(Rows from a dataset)
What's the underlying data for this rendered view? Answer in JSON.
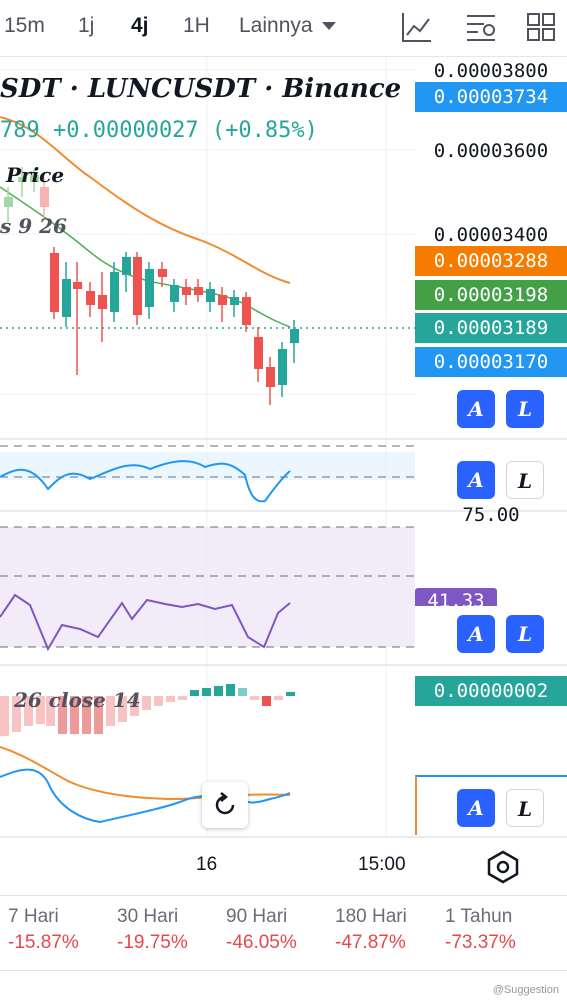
{
  "toolbar": {
    "timeframes": [
      "15m",
      "1j",
      "4j",
      "1H"
    ],
    "active": "4j",
    "more_label": "Lainnya",
    "icons": [
      "chart-indicator-icon",
      "chart-settings-icon",
      "layout-grid-icon"
    ]
  },
  "legend": {
    "symbol_line": "SDT · LUNCUSDT · Binance",
    "change_line": "789 +0.00000027 (+0.85%)",
    "ma_label": "Price",
    "ma_params": "s 9 26",
    "macd_params": "26 close 14"
  },
  "price_axis": {
    "ticks": [
      "0.00003800",
      "0.00003600",
      "0.00003400"
    ],
    "tags": [
      {
        "text": "0.00003734",
        "color": "#2196f3"
      },
      {
        "text": "0.00003288",
        "color": "#f57c00"
      },
      {
        "text": "0.00003198",
        "color": "#43a047"
      },
      {
        "text": "0.00003189",
        "color": "#26a69a"
      },
      {
        "text": "0.00003170",
        "color": "#2196f3"
      }
    ]
  },
  "rsi_axis": {
    "tick": "75.00",
    "tag": "41.33",
    "tag_color": "#7e57c2"
  },
  "macd_axis": {
    "tag": "0.00000002",
    "tag_color": "#26a69a"
  },
  "time_axis": {
    "labels": [
      "16",
      "15:00"
    ]
  },
  "buttons": {
    "auto": "A",
    "log": "L"
  },
  "performance": [
    {
      "period": "7 Hari",
      "value": "-15.87%"
    },
    {
      "period": "30 Hari",
      "value": "-19.75%"
    },
    {
      "period": "90 Hari",
      "value": "-46.05%"
    },
    {
      "period": "180 Hari",
      "value": "-47.87%"
    },
    {
      "period": "1 Tahun",
      "value": "-73.37%"
    }
  ],
  "watermark": "@Suggestion",
  "colors": {
    "up": "#26a69a",
    "down": "#ef5350",
    "accent": "#2962ff"
  }
}
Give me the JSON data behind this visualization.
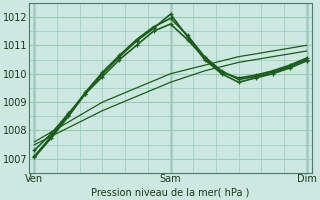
{
  "title": "Pression niveau de la mer( hPa )",
  "x_ticks": [
    0,
    48,
    96
  ],
  "x_tick_labels": [
    "Ven",
    "Sam",
    "Dim"
  ],
  "ylim": [
    1006.5,
    1012.5
  ],
  "yticks": [
    1007,
    1008,
    1009,
    1010,
    1011,
    1012
  ],
  "xlim": [
    -2,
    98
  ],
  "bg_color": "#cce8e0",
  "grid_color": "#99ccbb",
  "line_color": "#1a5c1a",
  "minor_grid_x": 8,
  "lines": [
    {
      "x": [
        0,
        12,
        24,
        36,
        48,
        60,
        72,
        84,
        96
      ],
      "y": [
        1007.5,
        1008.1,
        1008.7,
        1009.2,
        1009.7,
        1010.1,
        1010.4,
        1010.6,
        1010.8
      ],
      "marker": false,
      "lw": 0.9
    },
    {
      "x": [
        0,
        12,
        24,
        36,
        48,
        60,
        72,
        84,
        96
      ],
      "y": [
        1007.6,
        1008.3,
        1009.0,
        1009.5,
        1010.0,
        1010.3,
        1010.6,
        1010.8,
        1011.0
      ],
      "marker": false,
      "lw": 0.9
    },
    {
      "x": [
        0,
        6,
        12,
        18,
        24,
        30,
        36,
        42,
        48,
        54,
        60,
        66,
        72,
        78,
        84,
        90,
        96
      ],
      "y": [
        1007.3,
        1007.9,
        1008.6,
        1009.3,
        1009.9,
        1010.5,
        1011.0,
        1011.5,
        1011.75,
        1011.2,
        1010.55,
        1010.05,
        1009.85,
        1009.95,
        1010.1,
        1010.3,
        1010.55
      ],
      "marker": true,
      "lw": 1.2
    },
    {
      "x": [
        0,
        6,
        12,
        18,
        24,
        30,
        36,
        42,
        48,
        54,
        60,
        66,
        72,
        78,
        84,
        90,
        96
      ],
      "y": [
        1007.1,
        1007.8,
        1008.55,
        1009.35,
        1010.05,
        1010.65,
        1011.2,
        1011.65,
        1011.95,
        1011.35,
        1010.6,
        1010.1,
        1009.8,
        1009.9,
        1010.05,
        1010.25,
        1010.5
      ],
      "marker": true,
      "lw": 1.2
    },
    {
      "x": [
        0,
        6,
        12,
        18,
        24,
        30,
        36,
        42,
        48,
        54,
        60,
        66,
        72,
        78,
        84,
        90,
        96
      ],
      "y": [
        1007.05,
        1007.75,
        1008.5,
        1009.3,
        1010.0,
        1010.6,
        1011.15,
        1011.6,
        1012.1,
        1011.3,
        1010.5,
        1010.0,
        1009.7,
        1009.85,
        1010.0,
        1010.2,
        1010.45
      ],
      "marker": true,
      "lw": 1.2
    }
  ]
}
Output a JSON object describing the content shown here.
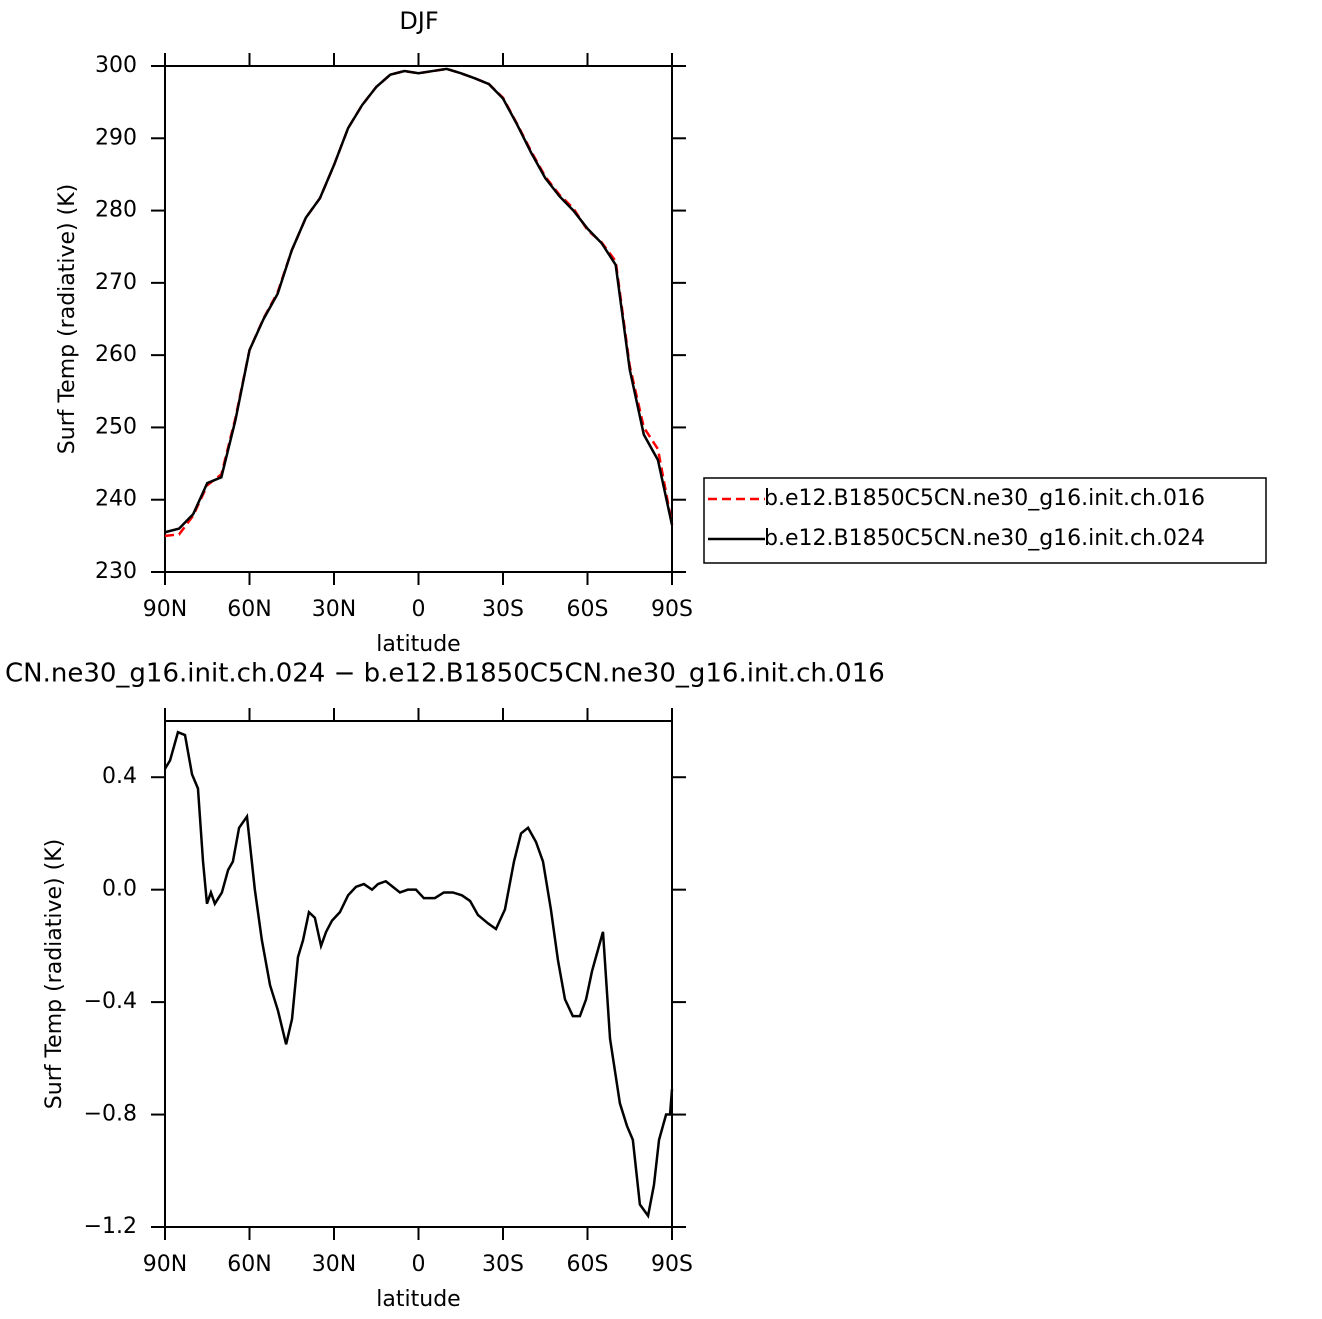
{
  "chart_data": [
    {
      "type": "line",
      "title": "DJF",
      "xlabel": "latitude",
      "ylabel": "Surf Temp (radiative) (K)",
      "x": [
        90,
        85,
        80,
        75,
        70,
        65,
        60,
        55,
        50,
        45,
        40,
        35,
        30,
        25,
        20,
        15,
        10,
        5,
        0,
        -5,
        -10,
        -15,
        -20,
        -25,
        -30,
        -35,
        -40,
        -45,
        -50,
        -55,
        -60,
        -65,
        -70,
        -75,
        -80,
        -85,
        -90
      ],
      "xlim": [
        90,
        -90
      ],
      "xticks": [
        {
          "value": 90,
          "label": "90N"
        },
        {
          "value": 60,
          "label": "60N"
        },
        {
          "value": 30,
          "label": "30N"
        },
        0,
        {
          "value": -30,
          "label": "30S"
        },
        {
          "value": -60,
          "label": "60S"
        },
        {
          "value": -90,
          "label": "90S"
        }
      ],
      "ylim": [
        230,
        300
      ],
      "yticks": [
        230,
        240,
        250,
        260,
        270,
        280,
        290,
        300
      ],
      "legend": "right",
      "series": [
        {
          "name": "b.e12.B1850C5CN.ne30_g16.init.ch.016",
          "color": "#ff0000",
          "line_style": "dashed",
          "values": [
            235,
            235.2,
            237.8,
            242,
            243.5,
            251.3,
            260.7,
            265.1,
            268.7,
            274.5,
            279,
            281.7,
            286.3,
            291.4,
            294.6,
            297.1,
            298.8,
            299.3,
            299,
            299.3,
            299.6,
            299,
            298.3,
            297.5,
            295.6,
            292,
            288.2,
            284.7,
            282.2,
            280.3,
            277.3,
            275.6,
            273,
            258.5,
            250,
            247,
            236.6
          ]
        },
        {
          "name": "b.e12.B1850C5CN.ne30_g16.init.ch.024",
          "color": "#000000",
          "line_style": "solid",
          "values": [
            235.5,
            236,
            238,
            242.3,
            243.1,
            251,
            260.7,
            265,
            268.5,
            274.5,
            279,
            281.7,
            286.3,
            291.4,
            294.6,
            297.1,
            298.8,
            299.3,
            299,
            299.3,
            299.6,
            299,
            298.3,
            297.5,
            295.5,
            291.9,
            288,
            284.5,
            282,
            280,
            277.5,
            275.5,
            272.5,
            258,
            249,
            245.5,
            236.5
          ]
        }
      ]
    },
    {
      "type": "line",
      "title": "CN.ne30_g16.init.ch.024 − b.e12.B1850C5CN.ne30_g16.init.ch.016",
      "xlabel": "latitude",
      "ylabel": "Surf Temp (radiative) (K)",
      "x": [
        90,
        88.2,
        85.4,
        82.9,
        80.4,
        78.3,
        76.5,
        75.1,
        73.7,
        72.3,
        69.8,
        67.6,
        65.9,
        63.7,
        60.9,
        58.1,
        55.6,
        52.7,
        49.9,
        47,
        44.9,
        42.8,
        41,
        38.9,
        36.8,
        34.6,
        32.8,
        30.7,
        27.9,
        25,
        22.2,
        19.4,
        16.5,
        14.4,
        11.6,
        9.1,
        6.6,
        3.8,
        0.9,
        -1.9,
        -5.8,
        -9,
        -12.2,
        -15.4,
        -18.3,
        -21.1,
        -24.7,
        -27.5,
        -30.7,
        -33.9,
        -36.4,
        -38.9,
        -41.7,
        -44.2,
        -47,
        -49.5,
        -52,
        -54.8,
        -57.3,
        -59.5,
        -61.6,
        -64.1,
        -65.5,
        -68,
        -71.5,
        -74,
        -76.1,
        -78.6,
        -81.5,
        -83.6,
        -85.4,
        -87.9,
        -89.3,
        -90
      ],
      "xlim": [
        90,
        -90
      ],
      "xticks": [
        {
          "value": 90,
          "label": "90N"
        },
        {
          "value": 60,
          "label": "60N"
        },
        {
          "value": 30,
          "label": "30N"
        },
        0,
        {
          "value": -30,
          "label": "30S"
        },
        {
          "value": -60,
          "label": "60S"
        },
        {
          "value": -90,
          "label": "90S"
        }
      ],
      "ylim": [
        -1.2,
        0.6
      ],
      "yticks": [
        {
          "value": -1.2,
          "label": "−1.2"
        },
        {
          "value": -0.8,
          "label": "−0.8"
        },
        {
          "value": -0.4,
          "label": "−0.4"
        },
        {
          "value": 0,
          "label": "0.0"
        },
        0.4
      ],
      "series": [
        {
          "color": "#000000",
          "line_style": "solid",
          "values": [
            0.43,
            0.46,
            0.56,
            0.55,
            0.41,
            0.36,
            0.1,
            -0.05,
            -0.01,
            -0.05,
            -0.01,
            0.07,
            0.1,
            0.22,
            0.26,
            0,
            -0.18,
            -0.34,
            -0.43,
            -0.55,
            -0.46,
            -0.24,
            -0.18,
            -0.08,
            -0.1,
            -0.2,
            -0.15,
            -0.11,
            -0.08,
            -0.02,
            0.01,
            0.02,
            0,
            0.02,
            0.03,
            0.01,
            -0.01,
            0,
            0,
            -0.03,
            -0.03,
            -0.01,
            -0.01,
            -0.02,
            -0.04,
            -0.09,
            -0.12,
            -0.14,
            -0.07,
            0.1,
            0.2,
            0.22,
            0.17,
            0.1,
            -0.07,
            -0.25,
            -0.39,
            -0.45,
            -0.45,
            -0.39,
            -0.29,
            -0.2,
            -0.15,
            -0.53,
            -0.76,
            -0.84,
            -0.89,
            -1.12,
            -1.16,
            -1.05,
            -0.89,
            -0.8,
            -0.8,
            -0.71
          ]
        }
      ]
    }
  ]
}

§ Exercise brief
Which lines include the word "text"? Copy every one of them.

§ The reply
        "text": "0.00003734",
        "text": "0.00003288",
        "text": "0.00003198",
        "text": "0.00003189",
        "text": "0.00003170",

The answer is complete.